**Instructions for the task:** Copy all of the material word for word, except for the pictures.

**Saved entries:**
◆ ◆ ◆

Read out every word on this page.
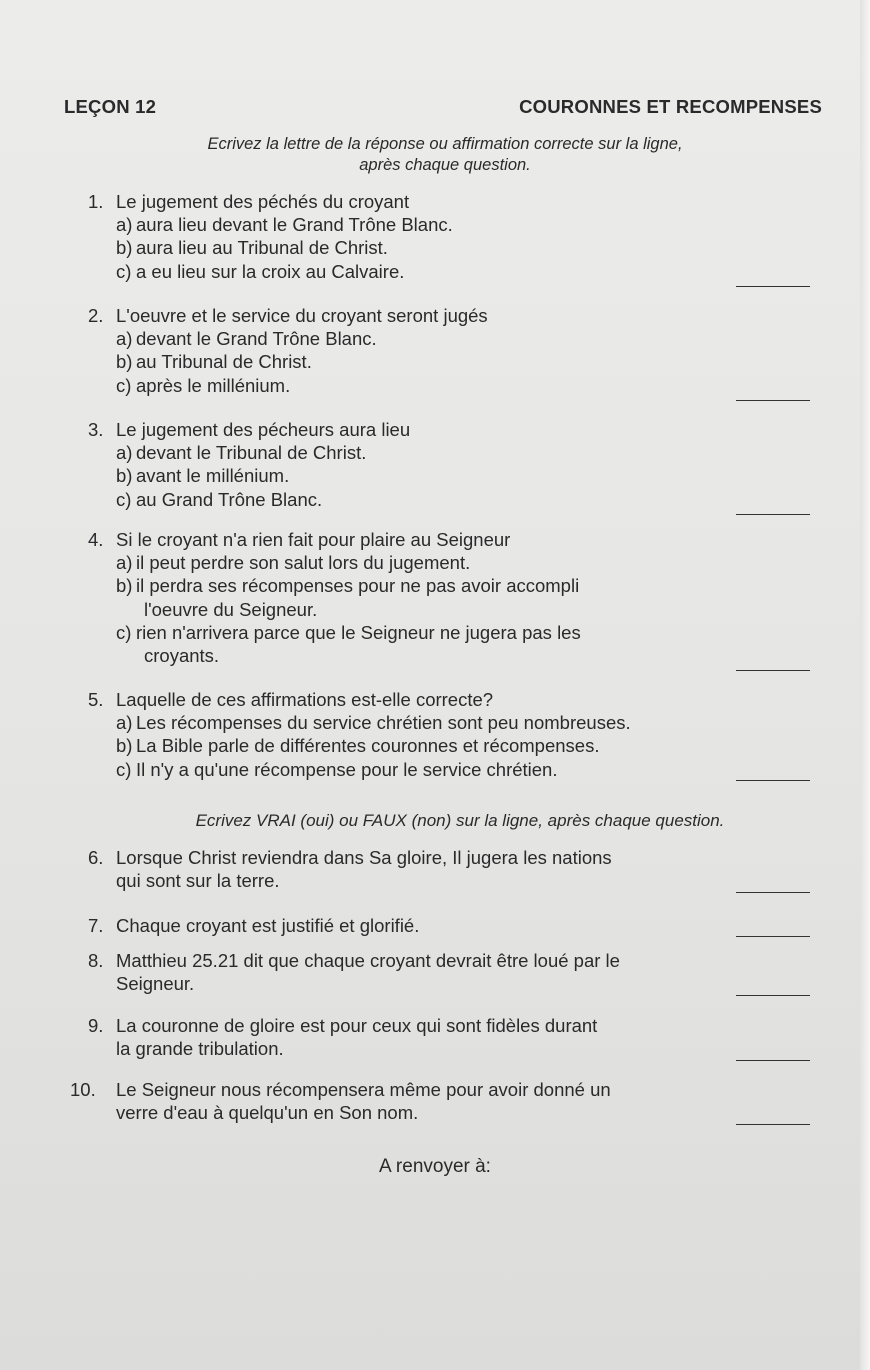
LEÇON 12	COURONNES ET RECOMPENSES
Ecrivez la lettre de la réponse ou affirmation correcte sur la ligne,
après chaque question.
1. Le jugement des péchés du croyant
a) aura lieu devant le Grand Trône Blanc.
b) aura lieu au Tribunal de Christ.
c) a eu lieu sur la croix au Calvaire.
2. L'oeuvre et le service du croyant seront jugés
a) devant le Grand Trône Blanc.
b) au Tribunal de Christ.
c) après le millénium.
3. Le jugement des pécheurs aura lieu
a) devant le Tribunal de Christ.
b) avant le millénium.
c) au Grand Trône Blanc.
4. Si le croyant n'a rien fait pour plaire au Seigneur
a) il peut perdre son salut lors du jugement.
b) il perdra ses récompenses pour ne pas avoir accompli
l'oeuvre du Seigneur.
c) rien n'arrivera parce que le Seigneur ne jugera pas les
croyants.
5. Laquelle de ces affirmations est-elle correcte?
a) Les récompenses du service chrétien sont peu nombreuses.
b) La Bible parle de différentes couronnes et récompenses.
c) Il n'y a qu'une récompense pour le service chrétien.
Ecrivez VRAI (oui) ou FAUX (non) sur la ligne, après chaque question.
6. Lorsque Christ reviendra dans Sa gloire, Il jugera les nations
qui sont sur la terre.
7. Chaque croyant est justifié et glorifié.
8. Matthieu 25.21 dit que chaque croyant devrait être loué par le
Seigneur.
9. La couronne de gloire est pour ceux qui sont fidèles durant
la grande tribulation.
10. Le Seigneur nous récompensera même pour avoir donné un
verre d'eau à quelqu'un en Son nom.
A renvoyer à:
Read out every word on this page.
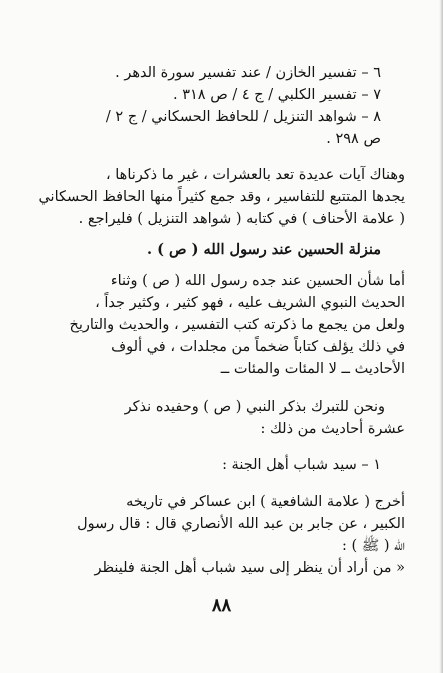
٦ – تفسير الخازن / عند تفسير سورة الدهر .
٧ – تفسير الكلبي / ج ٤ / ص ٣١٨ .
٨ – شواهد التنزيل / للحافظ الحسكاني / ج ٢ /
ص ٢٩٨ .
وهناك آيات عديدة تعد بالعشرات ، غير ما ذكرناها ،
يجدها المتتبع للتفاسير ، وقد جمع كثيراً منها الحافظ الحسكاني
( علامة الأحناف ) في كتابه ( شواهد التنزيل ) فليراجع .
منزلة الحسين عند رسول الله ( ص ) .
أما شأن الحسين عند جده رسول الله ( ص ) وثناء
الحديث النبوي الشريف عليه ، فهو كثير ، وكثير جداً ،
ولعل من يجمع ما ذكرته كتب التفسير ، والحديث والتاريخ
في ذلك يؤلف كتاباً ضخماً من مجلدات ، في ألوف
الأحاديث ــ لا المئات والمئات ــ
ونحن للتبرك بذكر النبي ( ص ) وحفيده نذكر
عشرة أحاديث من ذلك :
١ – سيد شباب أهل الجنة :
أخرج ( علامة الشافعية ) ابن عساكر في تاريخه
الكبير ، عن جابر بن عبد الله الأنصاري قال : قال رسول
الله ( ﷺ ) :
« من أراد أن ينظر إلى سيد شباب أهل الجنة فلينظر
٨٨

◆ ◆ ◆

**Response for this exercise:**
Read out every word on this page.
LEÇON 12	COURONNES ET RECOMPENSES
Ecrivez la lettre de la réponse ou affirmation correcte sur la ligne,
après chaque question.
1. Le jugement des péchés du croyant
a) aura lieu devant le Grand Trône Blanc.
b) aura lieu au Tribunal de Christ.
c) a eu lieu sur la croix au Calvaire.
2. L'oeuvre et le service du croyant seront jugés
a) devant le Grand Trône Blanc.
b) au Tribunal de Christ.
c) après le millénium.
3. Le jugement des pécheurs aura lieu
a) devant le Tribunal de Christ.
b) avant le millénium.
c) au Grand Trône Blanc.
4. Si le croyant n'a rien fait pour plaire au Seigneur
a) il peut perdre son salut lors du jugement.
b) il perdra ses récompenses pour ne pas avoir accompli
l'oeuvre du Seigneur.
c) rien n'arrivera parce que le Seigneur ne jugera pas les
croyants.
5. Laquelle de ces affirmations est-elle correcte?
a) Les récompenses du service chrétien sont peu nombreuses.
b) La Bible parle de différentes couronnes et récompenses.
c) Il n'y a qu'une récompense pour le service chrétien.
Ecrivez VRAI (oui) ou FAUX (non) sur la ligne, après chaque question.
6. Lorsque Christ reviendra dans Sa gloire, Il jugera les nations
qui sont sur la terre.
7. Chaque croyant est justifié et glorifié.
8. Matthieu 25.21 dit que chaque croyant devrait être loué par le
Seigneur.
9. La couronne de gloire est pour ceux qui sont fidèles durant
la grande tribulation.
10. Le Seigneur nous récompensera même pour avoir donné un
verre d'eau à quelqu'un en Son nom.
A renvoyer à:
Read out every word on this page.
٦ – تفسير الخازن / عند تفسير سورة الدهر .
٧ – تفسير الكلبي / ج ٤ / ص ٣١٨ .
٨ – شواهد التنزيل / للحافظ الحسكاني / ج ٢ /
ص ٢٩٨ .
وهناك آيات عديدة تعد بالعشرات ، غير ما ذكرناها ،
يجدها المتتبع للتفاسير ، وقد جمع كثيراً منها الحافظ الحسكاني
( علامة الأحناف ) في كتابه ( شواهد التنزيل ) فليراجع .
منزلة الحسين عند رسول الله ( ص ) .
أما شأن الحسين عند جده رسول الله ( ص ) وثناء
الحديث النبوي الشريف عليه ، فهو كثير ، وكثير جداً ،
ولعل من يجمع ما ذكرته كتب التفسير ، والحديث والتاريخ
في ذلك يؤلف كتاباً ضخماً من مجلدات ، في ألوف
الأحاديث ــ لا المئات والمئات ــ
ونحن للتبرك بذكر النبي ( ص ) وحفيده نذكر
عشرة أحاديث من ذلك :
١ – سيد شباب أهل الجنة :
أخرج ( علامة الشافعية ) ابن عساكر في تاريخه
الكبير ، عن جابر بن عبد الله الأنصاري قال : قال رسول
الله ( ﷺ ) :
« من أراد أن ينظر إلى سيد شباب أهل الجنة فلينظر
٨٨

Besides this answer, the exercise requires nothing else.